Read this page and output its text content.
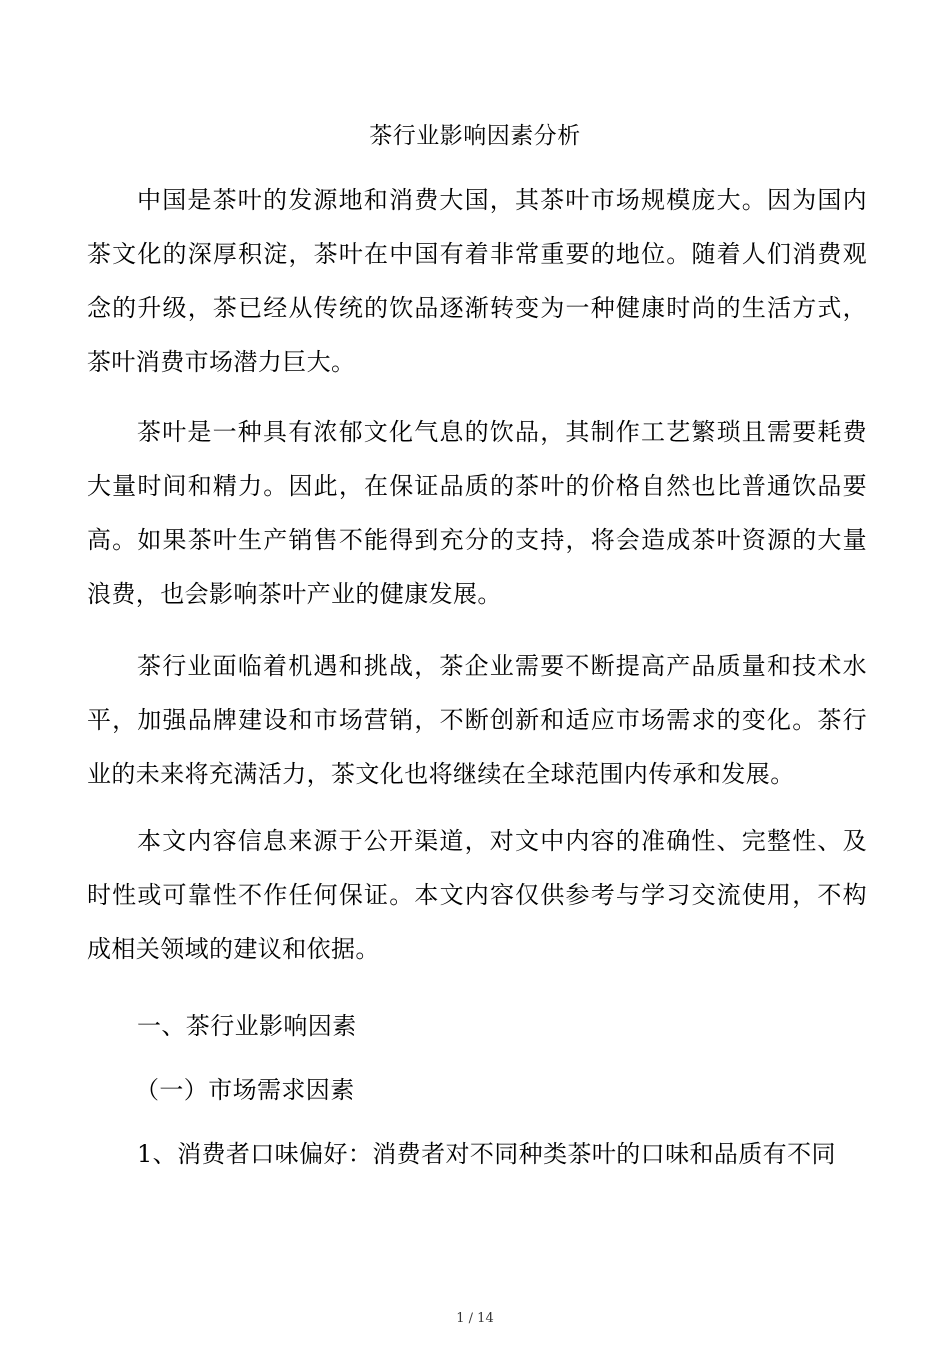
茶行业影响因素分析
中国是茶叶的发源地和消费大国，其茶叶市场规模庞大。因为国内茶文化的深厚积淀，茶叶在中国有着非常重要的地位。随着人们消费观念的升级，茶已经从传统的饮品逐渐转变为一种健康时尚的生活方式，茶叶消费市场潜力巨大。
茶叶是一种具有浓郁文化气息的饮品，其制作工艺繁琐且需要耗费大量时间和精力。因此，在保证品质的茶叶的价格自然也比普通饮品要高。如果茶叶生产销售不能得到充分的支持，将会造成茶叶资源的大量浪费，也会影响茶叶产业的健康发展。
茶行业面临着机遇和挑战，茶企业需要不断提高产品质量和技术水平，加强品牌建设和市场营销，不断创新和适应市场需求的变化。茶行业的未来将充满活力，茶文化也将继续在全球范围内传承和发展。
本文内容信息来源于公开渠道，对文中内容的准确性、完整性、及时性或可靠性不作任何保证。本文内容仅供参考与学习交流使用，不构成相关领域的建议和依据。
一、茶行业影响因素
（一）市场需求因素
1、消费者口味偏好：消费者对不同种类茶叶的口味和品质有不同
1 / 14
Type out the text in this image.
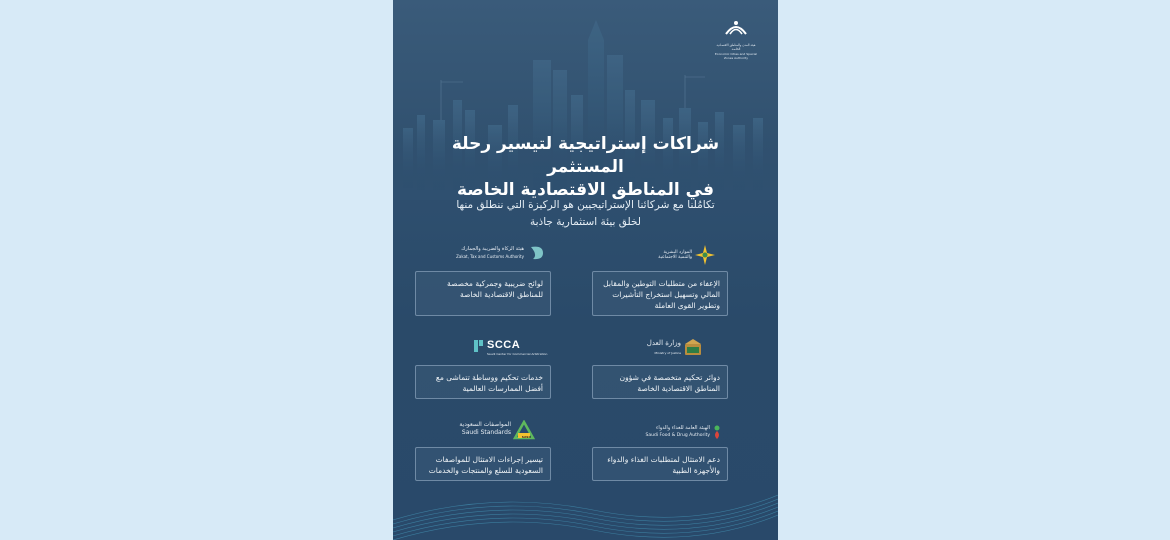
هيئة المدن والمناطق الاقتصادية الخاصة
Economic Cities and Special Zones Authority
شراكات إستراتيجية لتيسير رحلة المستثمر
في المناطق الاقتصادية الخاصة
تكامُلنا مع شركائنا الإستراتيجيين هو الركيزة التي ننطلق منها
لخلق بيئة استثمارية جاذبة
هيئة الزكاة والضريبة والجمارك
Zakat, Tax and Customs Authority
الموارد البشرية والتنمية الاجتماعية
SCCA
Saudi Center for Commercial Arbitration
وزارة العدل
Ministry of Justice
المواصفات السعودية
Saudi Standards
SASO
الهيئة العامة للغذاء والدواء
Saudi Food & Drug Authority
لوائح ضريبية وجمركية مخصصة
للمناطق الاقتصادية الخاصة
الإعفاء من متطلبات التوطين والمقابل
المالي وتسهيل استخراج التأشيرات
وتطوير القوى العاملة
خدمات تحكيم ووساطة تتماشى مع
أفضل الممارسات العالمية
دوائر تحكيم متخصصة في شؤون
المناطق الاقتصادية الخاصة
تيسير إجراءات الامتثال للمواصفات
السعودية للسلع والمنتجات والخدمات
دعم الامتثال لمتطلبات الغذاء والدواء
والأجهزة الطبية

####

* **WRITTEN REQUEST**:
Give back, word for word, the lines from the line that contains "Type out the text in this image." through the last line of the records, with no pictures and nothing else.

* **WRITTEN REPLY**:
Type out the text in this image.
هيئة المدن والمناطق الاقتصادية الخاصة
Economic Cities and Special Zones Authority
شراكات إستراتيجية لتيسير رحلة المستثمر
في المناطق الاقتصادية الخاصة
تكامُلنا مع شركائنا الإستراتيجيين هو الركيزة التي ننطلق منها
لخلق بيئة استثمارية جاذبة
هيئة الزكاة والضريبة والجمارك
Zakat, Tax and Customs Authority
الموارد البشرية والتنمية الاجتماعية
SCCA
Saudi Center for Commercial Arbitration
وزارة العدل
Ministry of Justice
المواصفات السعودية
Saudi Standards
SASO
الهيئة العامة للغذاء والدواء
Saudi Food & Drug Authority
لوائح ضريبية وجمركية مخصصة
للمناطق الاقتصادية الخاصة
الإعفاء من متطلبات التوطين والمقابل
المالي وتسهيل استخراج التأشيرات
وتطوير القوى العاملة
خدمات تحكيم ووساطة تتماشى مع
أفضل الممارسات العالمية
دوائر تحكيم متخصصة في شؤون
المناطق الاقتصادية الخاصة
تيسير إجراءات الامتثال للمواصفات
السعودية للسلع والمنتجات والخدمات
دعم الامتثال لمتطلبات الغذاء والدواء
والأجهزة الطبية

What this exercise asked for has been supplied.